Task goal - In the copy, keep every record exact and leave out all images.

Items from a figure collection
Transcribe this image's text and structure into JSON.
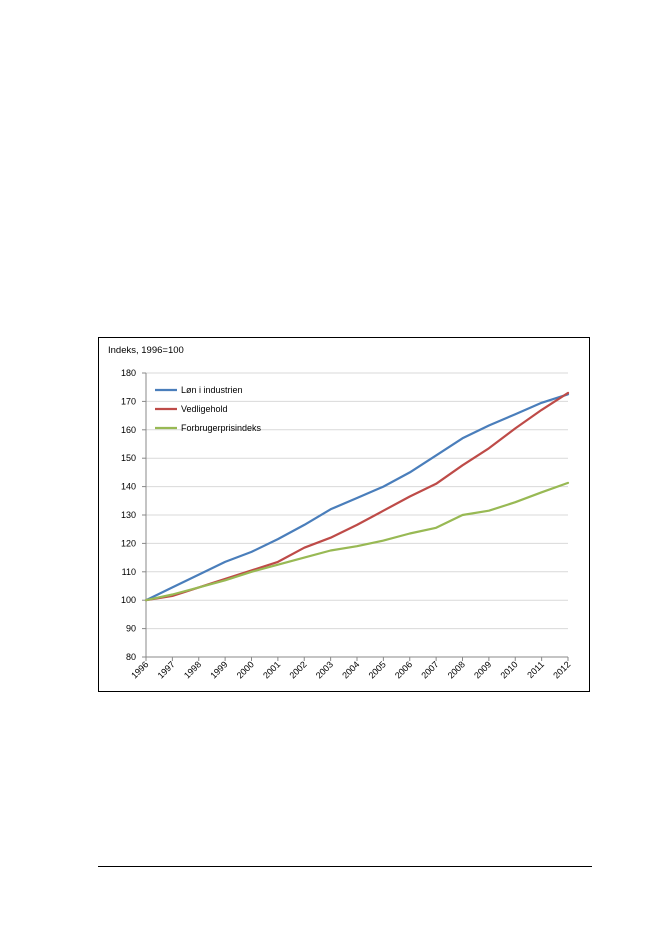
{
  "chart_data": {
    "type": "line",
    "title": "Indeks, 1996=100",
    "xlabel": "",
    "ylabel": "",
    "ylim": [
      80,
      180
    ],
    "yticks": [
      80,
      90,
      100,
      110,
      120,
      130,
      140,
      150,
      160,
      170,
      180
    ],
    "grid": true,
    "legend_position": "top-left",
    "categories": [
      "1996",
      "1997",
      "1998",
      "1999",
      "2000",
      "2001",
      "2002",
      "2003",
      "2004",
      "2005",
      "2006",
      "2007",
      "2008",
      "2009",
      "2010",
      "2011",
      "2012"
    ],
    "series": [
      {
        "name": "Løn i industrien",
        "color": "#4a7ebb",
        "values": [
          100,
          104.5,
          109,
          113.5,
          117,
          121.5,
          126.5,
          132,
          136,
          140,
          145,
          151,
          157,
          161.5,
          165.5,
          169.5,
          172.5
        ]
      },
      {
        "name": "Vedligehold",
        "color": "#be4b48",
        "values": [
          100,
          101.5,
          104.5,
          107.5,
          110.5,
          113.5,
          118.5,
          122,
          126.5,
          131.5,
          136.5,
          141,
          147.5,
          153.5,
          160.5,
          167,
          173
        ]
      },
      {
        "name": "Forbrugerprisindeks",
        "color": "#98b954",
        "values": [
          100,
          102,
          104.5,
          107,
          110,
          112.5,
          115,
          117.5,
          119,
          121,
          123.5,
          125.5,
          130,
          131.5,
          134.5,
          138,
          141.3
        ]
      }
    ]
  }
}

Reply to the exercise -
Transcribe this image's text and structure into JSON.
{
  "chart_data": {
    "type": "line",
    "title": "Indeks, 1996=100",
    "xlabel": "",
    "ylabel": "",
    "ylim": [
      80,
      180
    ],
    "yticks": [
      80,
      90,
      100,
      110,
      120,
      130,
      140,
      150,
      160,
      170,
      180
    ],
    "grid": true,
    "legend_position": "top-left",
    "categories": [
      "1996",
      "1997",
      "1998",
      "1999",
      "2000",
      "2001",
      "2002",
      "2003",
      "2004",
      "2005",
      "2006",
      "2007",
      "2008",
      "2009",
      "2010",
      "2011",
      "2012"
    ],
    "series": [
      {
        "name": "Løn i industrien",
        "color": "#4a7ebb",
        "values": [
          100,
          104.5,
          109,
          113.5,
          117,
          121.5,
          126.5,
          132,
          136,
          140,
          145,
          151,
          157,
          161.5,
          165.5,
          169.5,
          172.5
        ]
      },
      {
        "name": "Vedligehold",
        "color": "#be4b48",
        "values": [
          100,
          101.5,
          104.5,
          107.5,
          110.5,
          113.5,
          118.5,
          122,
          126.5,
          131.5,
          136.5,
          141,
          147.5,
          153.5,
          160.5,
          167,
          173
        ]
      },
      {
        "name": "Forbrugerprisindeks",
        "color": "#98b954",
        "values": [
          100,
          102,
          104.5,
          107,
          110,
          112.5,
          115,
          117.5,
          119,
          121,
          123.5,
          125.5,
          130,
          131.5,
          134.5,
          138,
          141.3
        ]
      }
    ]
  }
}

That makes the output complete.